Exercise prompt: Every entry below must be repeated exactly; skip the pictures.

Supplied records:
▼
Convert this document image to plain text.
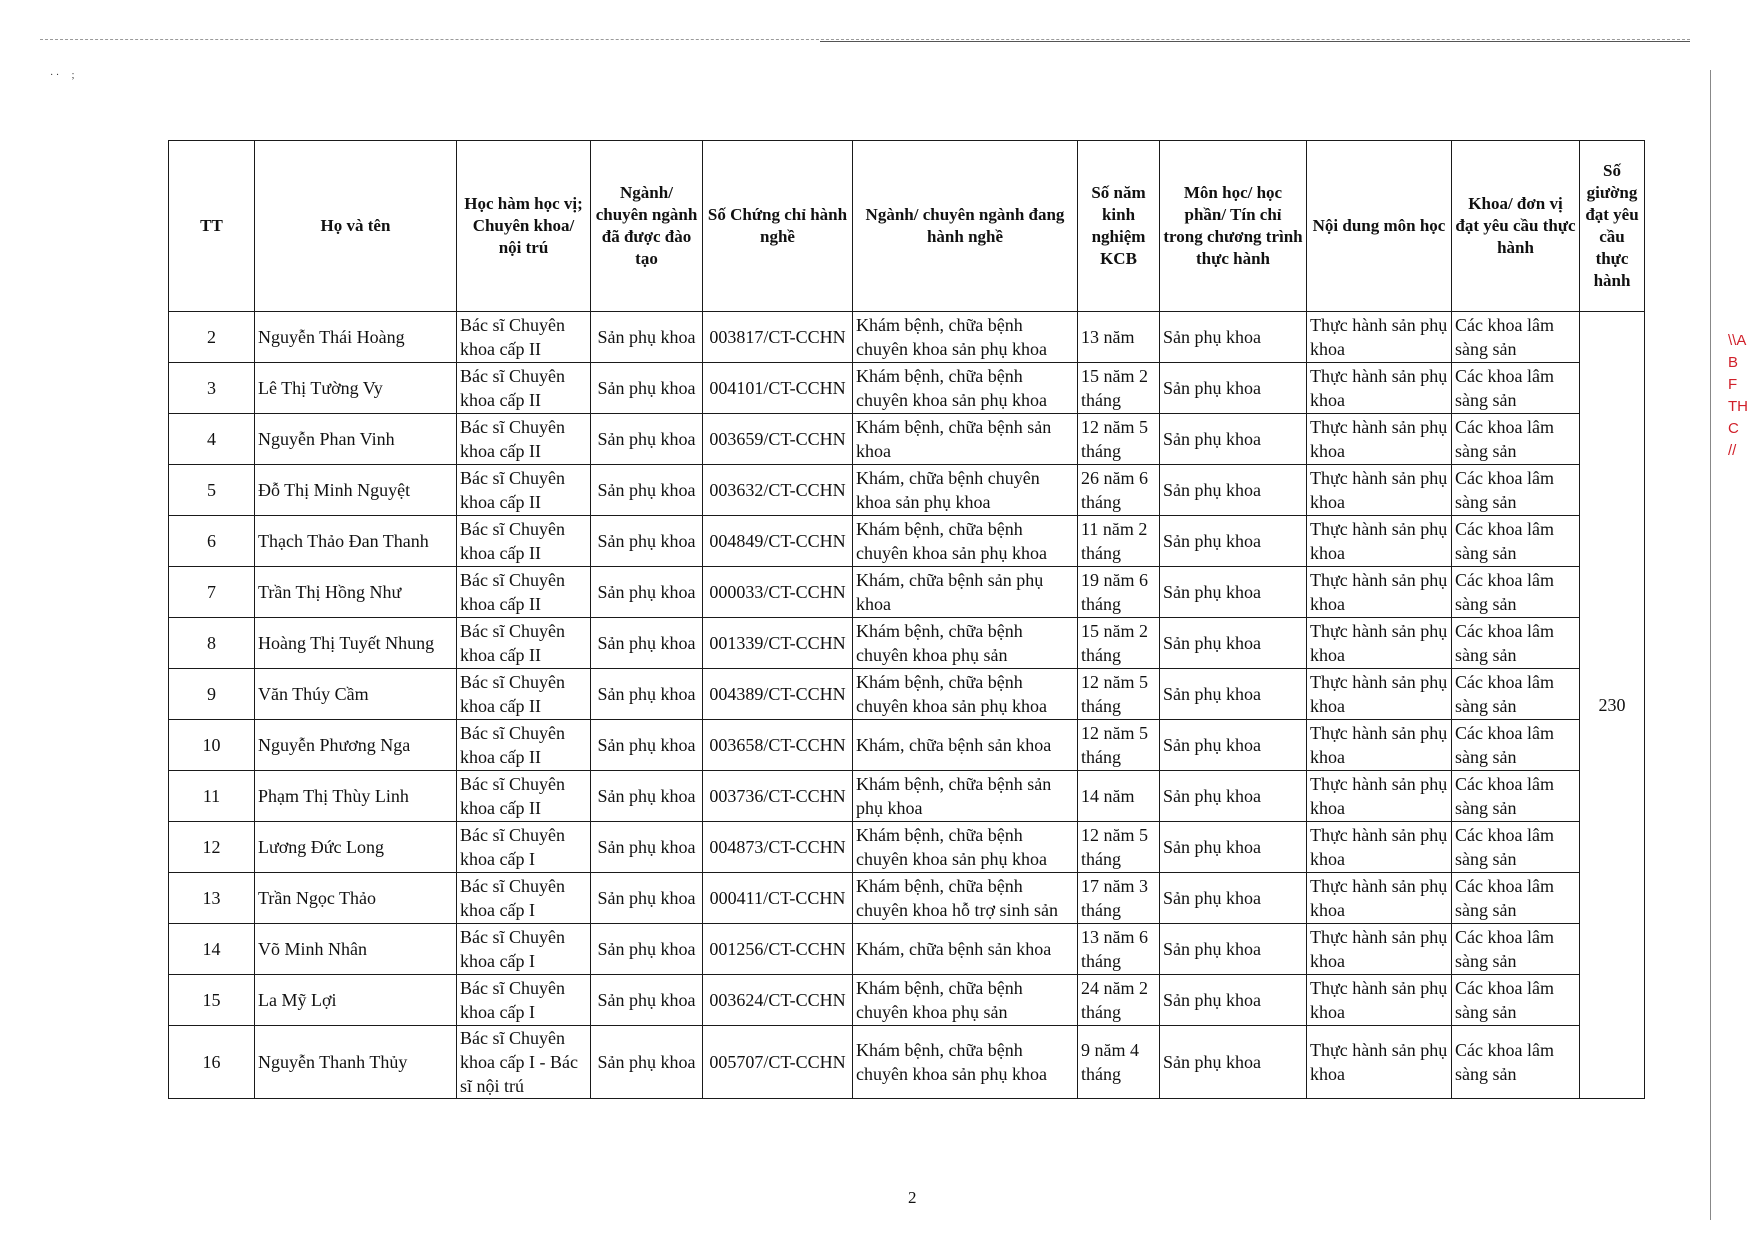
· ·     ;
\\A
B
F
TH
C
//
TT	Họ và tên	Học hàm học vị; Chuyên khoa/ nội trú	Ngành/ chuyên ngành đã được đào tạo	Số Chứng chỉ hành nghề	Ngành/ chuyên ngành đang hành nghề	Số năm kinh nghiệm KCB	Môn học/ học phần/ Tín chỉ trong chương trình thực hành	Nội dung môn học	Khoa/ đơn vị đạt yêu cầu thực hành	Số giường đạt yêu cầu thực hành
2	Nguyễn Thái Hoàng	Bác sĩ Chuyên khoa cấp II	Sản phụ khoa	003817/CT-CCHN	Khám bệnh, chữa bệnh chuyên khoa sản phụ khoa	13 năm	Sản phụ khoa	Thực hành sản phụ khoa	Các khoa lâm sàng sản	230
3	Lê Thị Tường Vy	Bác sĩ Chuyên khoa cấp II	Sản phụ khoa	004101/CT-CCHN	Khám bệnh, chữa bệnh chuyên khoa sản phụ khoa	15 năm 2 tháng	Sản phụ khoa	Thực hành sản phụ khoa	Các khoa lâm sàng sản	
4	Nguyễn Phan Vinh	Bác sĩ Chuyên khoa cấp II	Sản phụ khoa	003659/CT-CCHN	Khám bệnh, chữa bệnh sản khoa	12 năm 5 tháng	Sản phụ khoa	Thực hành sản phụ khoa	Các khoa lâm sàng sản	
5	Đỗ Thị Minh Nguyệt	Bác sĩ Chuyên khoa cấp II	Sản phụ khoa	003632/CT-CCHN	Khám, chữa bệnh chuyên khoa sản phụ khoa	26 năm 6 tháng	Sản phụ khoa	Thực hành sản phụ khoa	Các khoa lâm sàng sản	
6	Thạch Thảo Đan Thanh	Bác sĩ Chuyên khoa cấp II	Sản phụ khoa	004849/CT-CCHN	Khám bệnh, chữa bệnh chuyên khoa sản phụ khoa	11 năm 2 tháng	Sản phụ khoa	Thực hành sản phụ khoa	Các khoa lâm sàng sản	
7	Trần Thị Hồng Như	Bác sĩ Chuyên khoa cấp II	Sản phụ khoa	000033/CT-CCHN	Khám, chữa bệnh sản phụ khoa	19 năm 6 tháng	Sản phụ khoa	Thực hành sản phụ khoa	Các khoa lâm sàng sản	
8	Hoàng Thị Tuyết Nhung	Bác sĩ Chuyên khoa cấp II	Sản phụ khoa	001339/CT-CCHN	Khám bệnh, chữa bệnh chuyên khoa phụ sản	15 năm 2 tháng	Sản phụ khoa	Thực hành sản phụ khoa	Các khoa lâm sàng sản	
9	Văn Thúy Cầm	Bác sĩ Chuyên khoa cấp II	Sản phụ khoa	004389/CT-CCHN	Khám bệnh, chữa bệnh chuyên khoa sản phụ khoa	12 năm 5 tháng	Sản phụ khoa	Thực hành sản phụ khoa	Các khoa lâm sàng sản	
10	Nguyễn Phương Nga	Bác sĩ Chuyên khoa cấp II	Sản phụ khoa	003658/CT-CCHN	Khám, chữa bệnh sản khoa	12 năm 5 tháng	Sản phụ khoa	Thực hành sản phụ khoa	Các khoa lâm sàng sản	
11	Phạm Thị Thùy Linh	Bác sĩ Chuyên khoa cấp II	Sản phụ khoa	003736/CT-CCHN	Khám bệnh, chữa bệnh sản phụ khoa	14 năm	Sản phụ khoa	Thực hành sản phụ khoa	Các khoa lâm sàng sản	
12	Lương Đức Long	Bác sĩ Chuyên khoa cấp I	Sản phụ khoa	004873/CT-CCHN	Khám bệnh, chữa bệnh chuyên khoa sản phụ khoa	12 năm 5 tháng	Sản phụ khoa	Thực hành sản phụ khoa	Các khoa lâm sàng sản	
13	Trần Ngọc Thảo	Bác sĩ Chuyên khoa cấp I	Sản phụ khoa	000411/CT-CCHN	Khám bệnh, chữa bệnh chuyên khoa hỗ trợ sinh sản	17 năm 3 tháng	Sản phụ khoa	Thực hành sản phụ khoa	Các khoa lâm sàng sản	
14	Võ Minh Nhân	Bác sĩ Chuyên khoa cấp I	Sản phụ khoa	001256/CT-CCHN	Khám, chữa bệnh sản khoa	13 năm 6 tháng	Sản phụ khoa	Thực hành sản phụ khoa	Các khoa lâm sàng sản	
15	La Mỹ Lợi	Bác sĩ Chuyên khoa cấp I	Sản phụ khoa	003624/CT-CCHN	Khám bệnh, chữa bệnh chuyên khoa phụ sản	24 năm 2 tháng	Sản phụ khoa	Thực hành sản phụ khoa	Các khoa lâm sàng sản	
16	Nguyễn Thanh Thủy	Bác sĩ Chuyên khoa cấp I - Bác sĩ nội trú	Sản phụ khoa	005707/CT-CCHN	Khám bệnh, chữa bệnh chuyên khoa sản phụ khoa	9 năm 4 tháng	Sản phụ khoa	Thực hành sản phụ khoa	Các khoa lâm sàng sản	
2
▲
Task answer:
Convert this document image to plain text.
· ·     ;
\\A
B
F
TH
C
//
TT	Họ và tên	Học hàm học vị; Chuyên khoa/ nội trú	Ngành/ chuyên ngành đã được đào tạo	Số Chứng chỉ hành nghề	Ngành/ chuyên ngành đang hành nghề	Số năm kinh nghiệm KCB	Môn học/ học phần/ Tín chỉ trong chương trình thực hành	Nội dung môn học	Khoa/ đơn vị đạt yêu cầu thực hành	Số giường đạt yêu cầu thực hành
2	Nguyễn Thái Hoàng	Bác sĩ Chuyên khoa cấp II	Sản phụ khoa	003817/CT-CCHN	Khám bệnh, chữa bệnh chuyên khoa sản phụ khoa	13 năm	Sản phụ khoa	Thực hành sản phụ khoa	Các khoa lâm sàng sản	230
3	Lê Thị Tường Vy	Bác sĩ Chuyên khoa cấp II	Sản phụ khoa	004101/CT-CCHN	Khám bệnh, chữa bệnh chuyên khoa sản phụ khoa	15 năm 2 tháng	Sản phụ khoa	Thực hành sản phụ khoa	Các khoa lâm sàng sản	
4	Nguyễn Phan Vinh	Bác sĩ Chuyên khoa cấp II	Sản phụ khoa	003659/CT-CCHN	Khám bệnh, chữa bệnh sản khoa	12 năm 5 tháng	Sản phụ khoa	Thực hành sản phụ khoa	Các khoa lâm sàng sản	
5	Đỗ Thị Minh Nguyệt	Bác sĩ Chuyên khoa cấp II	Sản phụ khoa	003632/CT-CCHN	Khám, chữa bệnh chuyên khoa sản phụ khoa	26 năm 6 tháng	Sản phụ khoa	Thực hành sản phụ khoa	Các khoa lâm sàng sản	
6	Thạch Thảo Đan Thanh	Bác sĩ Chuyên khoa cấp II	Sản phụ khoa	004849/CT-CCHN	Khám bệnh, chữa bệnh chuyên khoa sản phụ khoa	11 năm 2 tháng	Sản phụ khoa	Thực hành sản phụ khoa	Các khoa lâm sàng sản	
7	Trần Thị Hồng Như	Bác sĩ Chuyên khoa cấp II	Sản phụ khoa	000033/CT-CCHN	Khám, chữa bệnh sản phụ khoa	19 năm 6 tháng	Sản phụ khoa	Thực hành sản phụ khoa	Các khoa lâm sàng sản	
8	Hoàng Thị Tuyết Nhung	Bác sĩ Chuyên khoa cấp II	Sản phụ khoa	001339/CT-CCHN	Khám bệnh, chữa bệnh chuyên khoa phụ sản	15 năm 2 tháng	Sản phụ khoa	Thực hành sản phụ khoa	Các khoa lâm sàng sản	
9	Văn Thúy Cầm	Bác sĩ Chuyên khoa cấp II	Sản phụ khoa	004389/CT-CCHN	Khám bệnh, chữa bệnh chuyên khoa sản phụ khoa	12 năm 5 tháng	Sản phụ khoa	Thực hành sản phụ khoa	Các khoa lâm sàng sản	
10	Nguyễn Phương Nga	Bác sĩ Chuyên khoa cấp II	Sản phụ khoa	003658/CT-CCHN	Khám, chữa bệnh sản khoa	12 năm 5 tháng	Sản phụ khoa	Thực hành sản phụ khoa	Các khoa lâm sàng sản	
11	Phạm Thị Thùy Linh	Bác sĩ Chuyên khoa cấp II	Sản phụ khoa	003736/CT-CCHN	Khám bệnh, chữa bệnh sản phụ khoa	14 năm	Sản phụ khoa	Thực hành sản phụ khoa	Các khoa lâm sàng sản	
12	Lương Đức Long	Bác sĩ Chuyên khoa cấp I	Sản phụ khoa	004873/CT-CCHN	Khám bệnh, chữa bệnh chuyên khoa sản phụ khoa	12 năm 5 tháng	Sản phụ khoa	Thực hành sản phụ khoa	Các khoa lâm sàng sản	
13	Trần Ngọc Thảo	Bác sĩ Chuyên khoa cấp I	Sản phụ khoa	000411/CT-CCHN	Khám bệnh, chữa bệnh chuyên khoa hỗ trợ sinh sản	17 năm 3 tháng	Sản phụ khoa	Thực hành sản phụ khoa	Các khoa lâm sàng sản	
14	Võ Minh Nhân	Bác sĩ Chuyên khoa cấp I	Sản phụ khoa	001256/CT-CCHN	Khám, chữa bệnh sản khoa	13 năm 6 tháng	Sản phụ khoa	Thực hành sản phụ khoa	Các khoa lâm sàng sản	
15	La Mỹ Lợi	Bác sĩ Chuyên khoa cấp I	Sản phụ khoa	003624/CT-CCHN	Khám bệnh, chữa bệnh chuyên khoa phụ sản	24 năm 2 tháng	Sản phụ khoa	Thực hành sản phụ khoa	Các khoa lâm sàng sản	
16	Nguyễn Thanh Thủy	Bác sĩ Chuyên khoa cấp I - Bác sĩ nội trú	Sản phụ khoa	005707/CT-CCHN	Khám bệnh, chữa bệnh chuyên khoa sản phụ khoa	9 năm 4 tháng	Sản phụ khoa	Thực hành sản phụ khoa	Các khoa lâm sàng sản	
2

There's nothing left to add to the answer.